> **Stored entries**:
•••••

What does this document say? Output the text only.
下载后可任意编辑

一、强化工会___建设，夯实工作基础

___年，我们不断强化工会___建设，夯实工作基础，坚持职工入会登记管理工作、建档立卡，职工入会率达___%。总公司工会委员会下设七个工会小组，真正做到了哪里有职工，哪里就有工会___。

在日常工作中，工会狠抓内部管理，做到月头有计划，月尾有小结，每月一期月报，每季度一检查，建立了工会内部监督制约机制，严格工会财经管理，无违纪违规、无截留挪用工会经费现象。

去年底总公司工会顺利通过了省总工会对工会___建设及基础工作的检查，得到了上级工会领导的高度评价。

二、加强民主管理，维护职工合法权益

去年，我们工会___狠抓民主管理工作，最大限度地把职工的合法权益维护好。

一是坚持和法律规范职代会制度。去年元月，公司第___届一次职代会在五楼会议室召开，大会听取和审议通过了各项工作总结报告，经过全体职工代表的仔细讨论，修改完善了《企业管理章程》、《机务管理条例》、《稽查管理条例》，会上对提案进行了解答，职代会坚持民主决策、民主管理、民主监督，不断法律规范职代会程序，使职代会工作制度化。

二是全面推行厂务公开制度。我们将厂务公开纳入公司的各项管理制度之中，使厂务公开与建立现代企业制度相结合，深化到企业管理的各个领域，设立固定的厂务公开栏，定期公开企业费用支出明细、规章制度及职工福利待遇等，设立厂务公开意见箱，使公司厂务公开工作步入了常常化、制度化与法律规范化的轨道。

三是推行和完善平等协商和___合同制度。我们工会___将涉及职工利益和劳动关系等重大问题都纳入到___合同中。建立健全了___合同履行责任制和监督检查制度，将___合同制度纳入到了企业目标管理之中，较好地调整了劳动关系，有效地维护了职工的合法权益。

•••••

> **EXERCISE REQUIREMENTS**:
Reproduce each entry above exactly, keeping every word.

> **OUTPUT OF THE TASK**:
What does this document say? Output the text only.
下载后可任意编辑

一、强化工会___建设，夯实工作基础

___年，我们不断强化工会___建设，夯实工作基础，坚持职工入会登记管理工作、建档立卡，职工入会率达___%。总公司工会委员会下设七个工会小组，真正做到了哪里有职工，哪里就有工会___。

在日常工作中，工会狠抓内部管理，做到月头有计划，月尾有小结，每月一期月报，每季度一检查，建立了工会内部监督制约机制，严格工会财经管理，无违纪违规、无截留挪用工会经费现象。

去年底总公司工会顺利通过了省总工会对工会___建设及基础工作的检查，得到了上级工会领导的高度评价。

二、加强民主管理，维护职工合法权益

去年，我们工会___狠抓民主管理工作，最大限度地把职工的合法权益维护好。

一是坚持和法律规范职代会制度。去年元月，公司第___届一次职代会在五楼会议室召开，大会听取和审议通过了各项工作总结报告，经过全体职工代表的仔细讨论，修改完善了《企业管理章程》、《机务管理条例》、《稽查管理条例》，会上对提案进行了解答，职代会坚持民主决策、民主管理、民主监督，不断法律规范职代会程序，使职代会工作制度化。

二是全面推行厂务公开制度。我们将厂务公开纳入公司的各项管理制度之中，使厂务公开与建立现代企业制度相结合，深化到企业管理的各个领域，设立固定的厂务公开栏，定期公开企业费用支出明细、规章制度及职工福利待遇等，设立厂务公开意见箱，使公司厂务公开工作步入了常常化、制度化与法律规范化的轨道。

三是推行和完善平等协商和___合同制度。我们工会___将涉及职工利益和劳动关系等重大问题都纳入到___合同中。建立健全了___合同履行责任制和监督检查制度，将___合同制度纳入到了企业目标管理之中，较好地调整了劳动关系，有效地维护了职工的合法权益。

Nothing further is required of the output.